### PROVIDED DATA
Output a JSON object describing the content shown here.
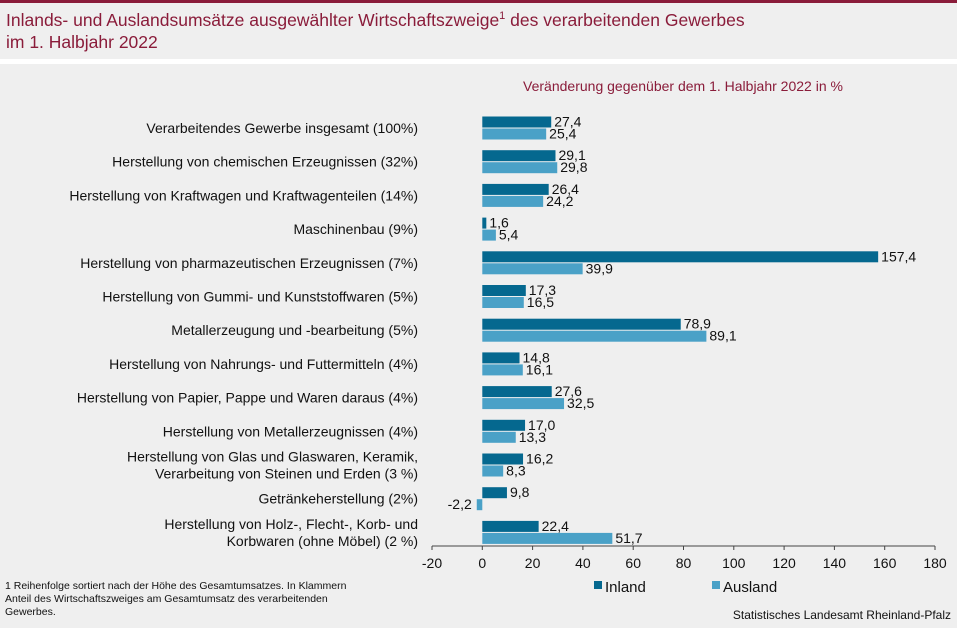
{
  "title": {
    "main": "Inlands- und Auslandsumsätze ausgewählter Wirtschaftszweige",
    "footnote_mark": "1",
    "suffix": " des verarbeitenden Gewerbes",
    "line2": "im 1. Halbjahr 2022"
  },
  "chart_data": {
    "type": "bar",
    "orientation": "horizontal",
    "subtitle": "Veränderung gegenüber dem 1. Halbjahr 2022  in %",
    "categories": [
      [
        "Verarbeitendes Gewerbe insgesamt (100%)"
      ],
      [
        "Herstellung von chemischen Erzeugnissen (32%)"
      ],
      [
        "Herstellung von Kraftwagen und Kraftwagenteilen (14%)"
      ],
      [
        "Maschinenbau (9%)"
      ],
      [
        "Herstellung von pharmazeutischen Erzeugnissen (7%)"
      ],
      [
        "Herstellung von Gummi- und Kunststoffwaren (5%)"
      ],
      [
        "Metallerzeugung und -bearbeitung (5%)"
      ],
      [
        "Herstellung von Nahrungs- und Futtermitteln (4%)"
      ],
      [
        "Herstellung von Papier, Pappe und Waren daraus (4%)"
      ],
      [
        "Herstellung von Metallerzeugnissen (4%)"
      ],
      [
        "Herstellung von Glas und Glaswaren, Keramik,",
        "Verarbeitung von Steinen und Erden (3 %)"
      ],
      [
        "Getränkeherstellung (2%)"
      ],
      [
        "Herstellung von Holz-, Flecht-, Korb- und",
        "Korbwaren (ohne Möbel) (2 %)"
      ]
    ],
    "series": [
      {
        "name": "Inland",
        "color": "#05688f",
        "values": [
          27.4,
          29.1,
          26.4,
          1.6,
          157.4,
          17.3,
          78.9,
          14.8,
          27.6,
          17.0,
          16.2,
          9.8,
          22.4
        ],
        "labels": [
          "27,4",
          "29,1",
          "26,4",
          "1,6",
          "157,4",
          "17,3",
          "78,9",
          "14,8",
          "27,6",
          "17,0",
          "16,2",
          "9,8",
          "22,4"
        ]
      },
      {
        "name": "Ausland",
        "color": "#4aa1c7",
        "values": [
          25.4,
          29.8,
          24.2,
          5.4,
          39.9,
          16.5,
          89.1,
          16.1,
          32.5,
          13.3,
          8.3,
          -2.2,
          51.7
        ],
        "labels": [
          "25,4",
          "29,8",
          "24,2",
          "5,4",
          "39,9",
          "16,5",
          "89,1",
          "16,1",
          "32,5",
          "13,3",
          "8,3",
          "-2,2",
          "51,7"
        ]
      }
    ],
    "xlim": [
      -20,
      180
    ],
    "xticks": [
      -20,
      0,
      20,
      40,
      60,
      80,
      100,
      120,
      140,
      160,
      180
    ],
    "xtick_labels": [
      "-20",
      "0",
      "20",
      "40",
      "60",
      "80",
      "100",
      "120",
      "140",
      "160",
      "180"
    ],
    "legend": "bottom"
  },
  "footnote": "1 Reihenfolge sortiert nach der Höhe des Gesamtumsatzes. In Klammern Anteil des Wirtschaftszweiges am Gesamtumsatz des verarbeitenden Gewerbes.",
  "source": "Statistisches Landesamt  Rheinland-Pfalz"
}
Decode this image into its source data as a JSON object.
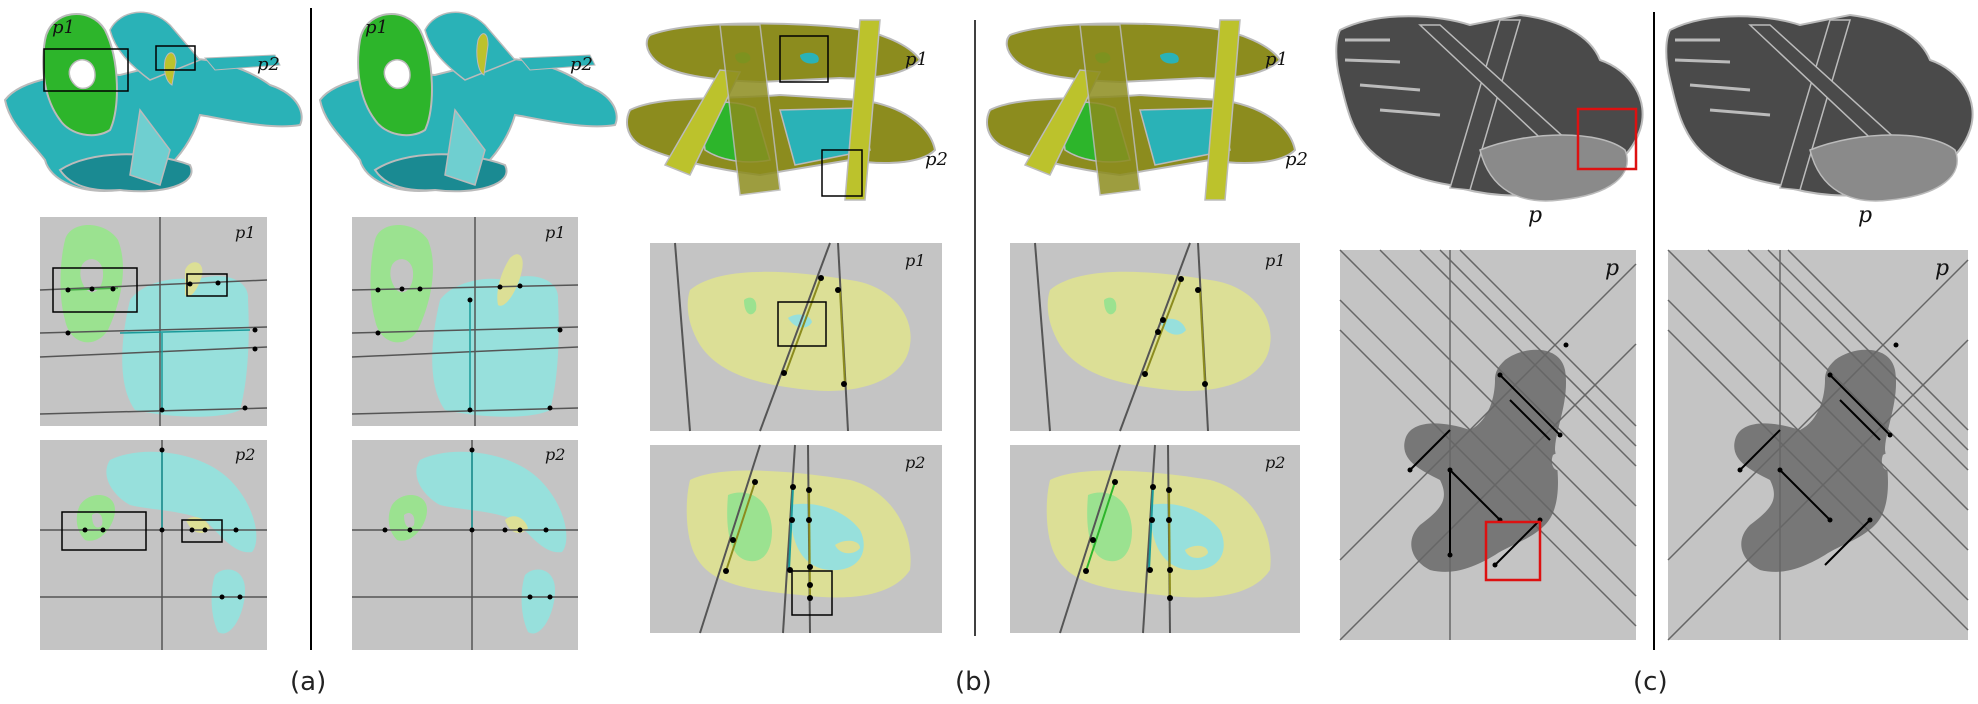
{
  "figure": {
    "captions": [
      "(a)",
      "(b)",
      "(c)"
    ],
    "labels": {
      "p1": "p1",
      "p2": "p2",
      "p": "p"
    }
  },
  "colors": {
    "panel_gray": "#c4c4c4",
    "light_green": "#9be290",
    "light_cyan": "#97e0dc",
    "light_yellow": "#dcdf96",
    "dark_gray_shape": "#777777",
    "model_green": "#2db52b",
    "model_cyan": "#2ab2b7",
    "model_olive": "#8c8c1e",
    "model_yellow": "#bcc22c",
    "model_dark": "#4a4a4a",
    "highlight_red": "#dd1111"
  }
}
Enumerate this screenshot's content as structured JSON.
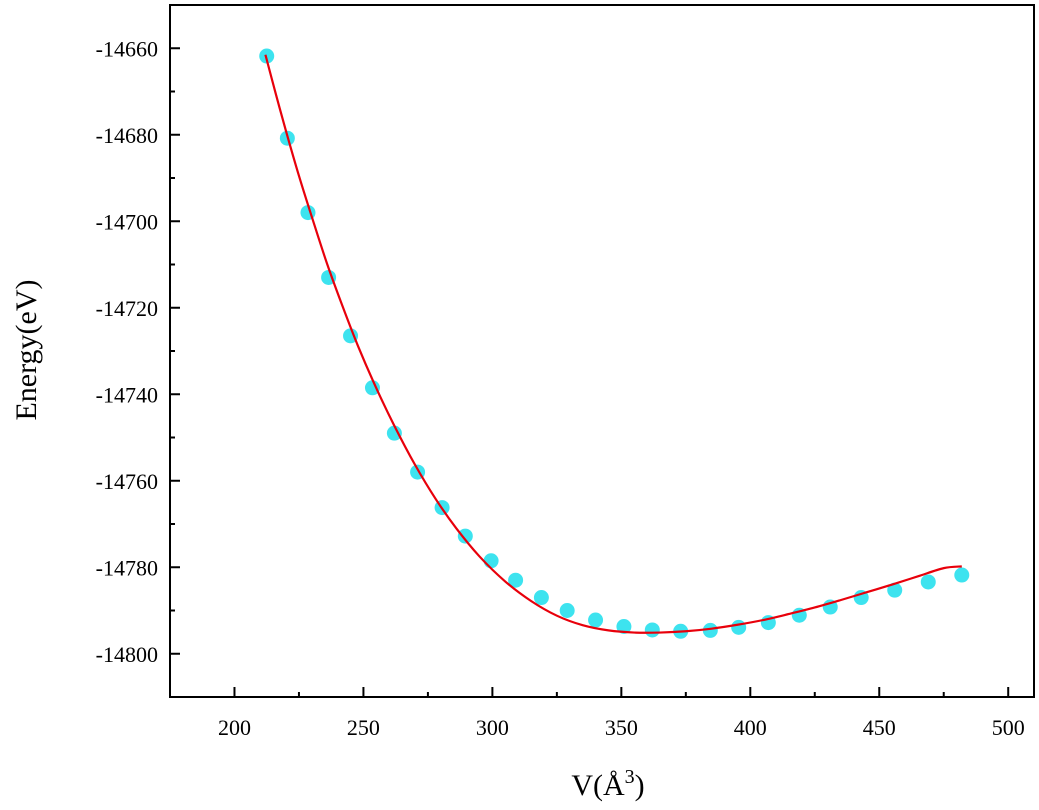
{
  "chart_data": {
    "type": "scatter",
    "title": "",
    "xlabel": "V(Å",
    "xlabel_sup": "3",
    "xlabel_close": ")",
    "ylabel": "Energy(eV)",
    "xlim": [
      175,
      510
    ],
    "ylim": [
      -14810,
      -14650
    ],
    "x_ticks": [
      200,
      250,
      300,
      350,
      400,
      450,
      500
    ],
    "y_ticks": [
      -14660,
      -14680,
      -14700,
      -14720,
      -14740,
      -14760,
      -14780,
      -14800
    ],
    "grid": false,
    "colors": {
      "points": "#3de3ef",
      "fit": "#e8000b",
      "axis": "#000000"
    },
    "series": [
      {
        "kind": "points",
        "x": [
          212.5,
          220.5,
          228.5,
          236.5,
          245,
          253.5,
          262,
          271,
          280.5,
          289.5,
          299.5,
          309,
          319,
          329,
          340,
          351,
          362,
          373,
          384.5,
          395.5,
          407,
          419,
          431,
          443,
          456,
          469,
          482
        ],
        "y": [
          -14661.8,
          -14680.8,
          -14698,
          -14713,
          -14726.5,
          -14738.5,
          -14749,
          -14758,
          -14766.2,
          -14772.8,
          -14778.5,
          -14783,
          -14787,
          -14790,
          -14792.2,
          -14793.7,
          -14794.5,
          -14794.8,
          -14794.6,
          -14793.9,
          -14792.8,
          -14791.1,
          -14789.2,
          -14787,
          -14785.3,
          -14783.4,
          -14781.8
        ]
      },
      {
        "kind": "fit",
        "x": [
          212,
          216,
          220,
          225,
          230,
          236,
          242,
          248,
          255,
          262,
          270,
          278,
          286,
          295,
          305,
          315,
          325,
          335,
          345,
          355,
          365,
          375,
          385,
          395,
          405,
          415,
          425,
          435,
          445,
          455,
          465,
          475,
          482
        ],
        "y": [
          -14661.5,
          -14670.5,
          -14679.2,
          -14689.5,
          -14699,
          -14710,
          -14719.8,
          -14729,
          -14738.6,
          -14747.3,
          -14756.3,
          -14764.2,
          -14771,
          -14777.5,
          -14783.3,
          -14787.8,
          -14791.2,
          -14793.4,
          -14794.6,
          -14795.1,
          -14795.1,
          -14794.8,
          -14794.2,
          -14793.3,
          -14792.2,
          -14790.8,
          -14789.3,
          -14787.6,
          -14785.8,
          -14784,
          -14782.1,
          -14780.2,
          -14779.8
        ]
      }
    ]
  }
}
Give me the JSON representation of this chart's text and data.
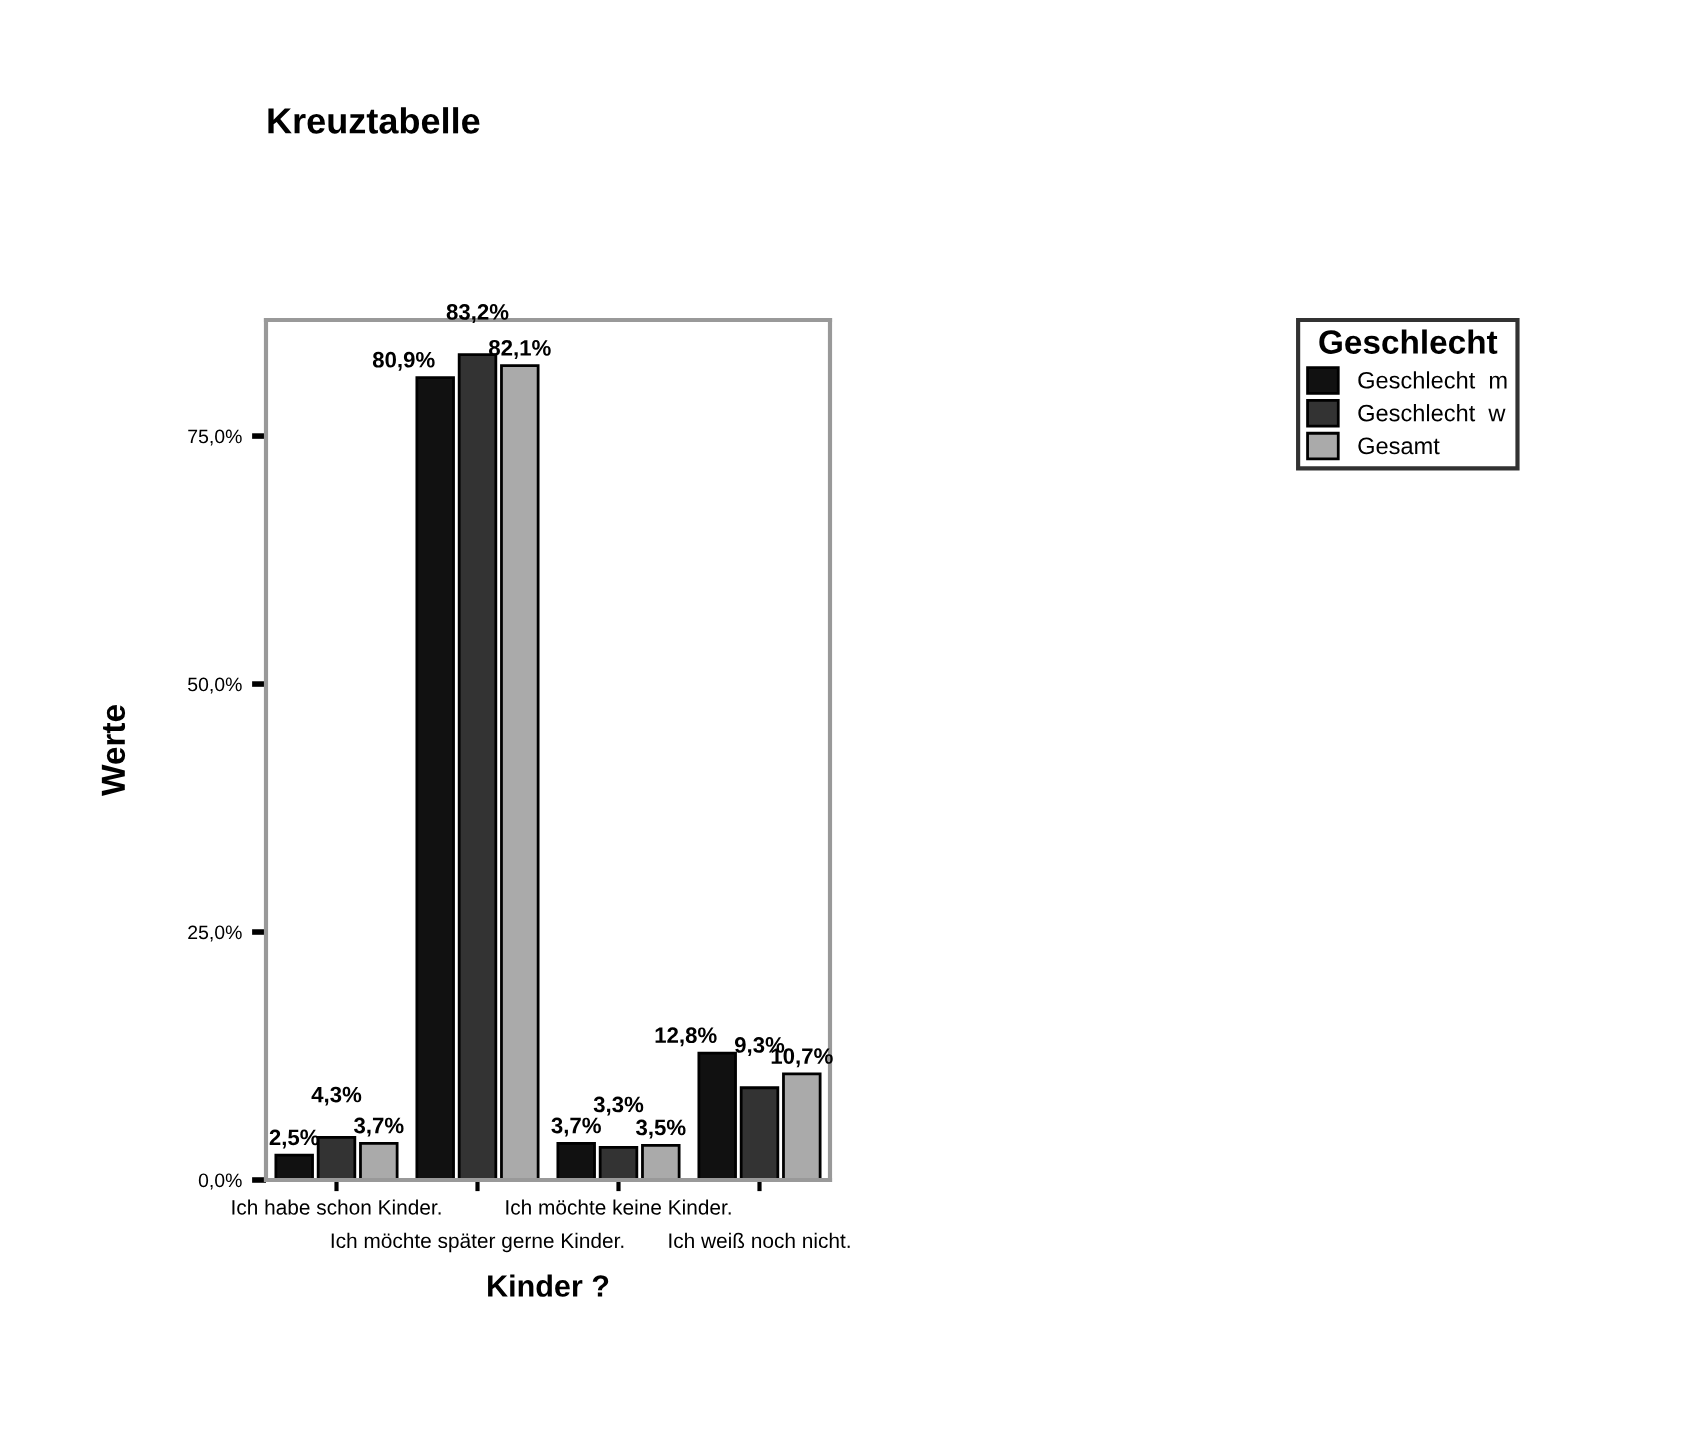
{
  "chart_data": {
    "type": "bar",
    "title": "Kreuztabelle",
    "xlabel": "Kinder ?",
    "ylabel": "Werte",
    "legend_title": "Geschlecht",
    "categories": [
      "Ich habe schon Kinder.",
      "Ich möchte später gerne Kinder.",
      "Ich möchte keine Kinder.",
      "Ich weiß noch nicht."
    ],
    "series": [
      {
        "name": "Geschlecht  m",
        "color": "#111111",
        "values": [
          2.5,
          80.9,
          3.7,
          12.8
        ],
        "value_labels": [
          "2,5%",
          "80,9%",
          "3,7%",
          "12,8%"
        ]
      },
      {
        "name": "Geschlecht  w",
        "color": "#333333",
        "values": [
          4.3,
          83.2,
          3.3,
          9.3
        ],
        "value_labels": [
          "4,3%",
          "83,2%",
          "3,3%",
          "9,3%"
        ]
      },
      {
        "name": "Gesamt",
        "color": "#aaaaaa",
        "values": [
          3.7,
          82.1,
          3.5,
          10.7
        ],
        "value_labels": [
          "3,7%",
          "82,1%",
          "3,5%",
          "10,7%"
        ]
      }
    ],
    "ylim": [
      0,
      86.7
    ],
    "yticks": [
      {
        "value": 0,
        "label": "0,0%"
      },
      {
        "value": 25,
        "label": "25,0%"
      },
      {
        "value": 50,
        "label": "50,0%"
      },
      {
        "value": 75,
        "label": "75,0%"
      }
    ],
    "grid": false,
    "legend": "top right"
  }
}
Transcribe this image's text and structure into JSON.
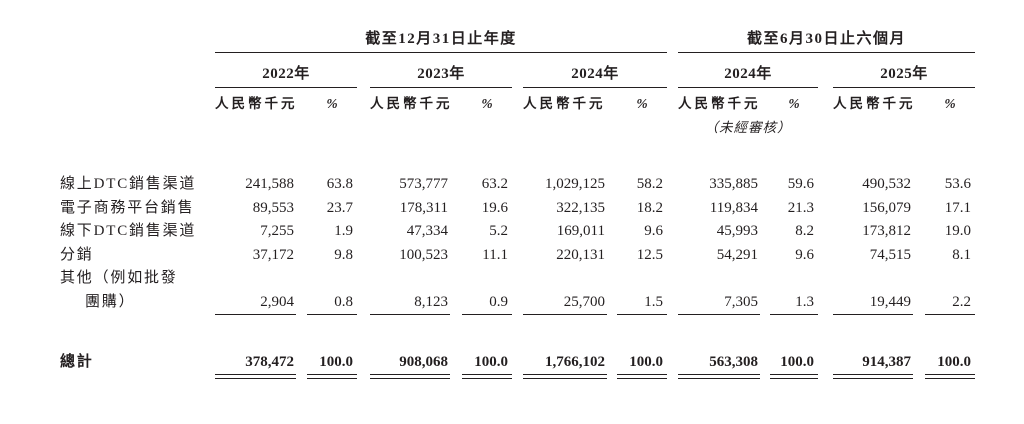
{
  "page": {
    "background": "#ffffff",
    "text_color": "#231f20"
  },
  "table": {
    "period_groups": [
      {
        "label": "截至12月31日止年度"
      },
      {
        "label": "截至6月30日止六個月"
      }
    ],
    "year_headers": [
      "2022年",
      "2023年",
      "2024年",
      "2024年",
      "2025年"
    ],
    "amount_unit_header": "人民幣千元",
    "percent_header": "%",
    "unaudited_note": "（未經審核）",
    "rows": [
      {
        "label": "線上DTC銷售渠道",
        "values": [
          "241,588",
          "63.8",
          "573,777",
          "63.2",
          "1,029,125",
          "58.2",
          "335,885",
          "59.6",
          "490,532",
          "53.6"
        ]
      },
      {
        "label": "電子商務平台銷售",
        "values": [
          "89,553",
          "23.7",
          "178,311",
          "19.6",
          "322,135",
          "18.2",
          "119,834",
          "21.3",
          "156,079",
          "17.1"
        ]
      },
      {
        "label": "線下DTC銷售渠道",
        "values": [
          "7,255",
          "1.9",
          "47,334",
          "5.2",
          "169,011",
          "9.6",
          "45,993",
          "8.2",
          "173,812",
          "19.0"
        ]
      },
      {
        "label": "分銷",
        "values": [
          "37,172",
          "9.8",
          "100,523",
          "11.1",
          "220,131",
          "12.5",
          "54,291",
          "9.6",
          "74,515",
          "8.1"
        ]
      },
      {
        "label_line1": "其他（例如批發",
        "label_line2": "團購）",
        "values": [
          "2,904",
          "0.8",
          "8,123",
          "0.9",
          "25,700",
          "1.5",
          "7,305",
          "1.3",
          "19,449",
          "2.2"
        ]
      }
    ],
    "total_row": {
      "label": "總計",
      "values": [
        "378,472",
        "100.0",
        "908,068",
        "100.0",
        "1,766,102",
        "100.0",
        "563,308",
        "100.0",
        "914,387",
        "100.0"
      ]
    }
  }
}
######
:: WORK TO BE COMPLETED ::
Gather all lines where the word "name" appears.

:: EXERCISE ANSWER ::
        "name": "Inland",
        "name": "Ausland",
        "name": "Geschlecht  m",
        "name": "Geschlecht  w",
        "name": "Gesamt",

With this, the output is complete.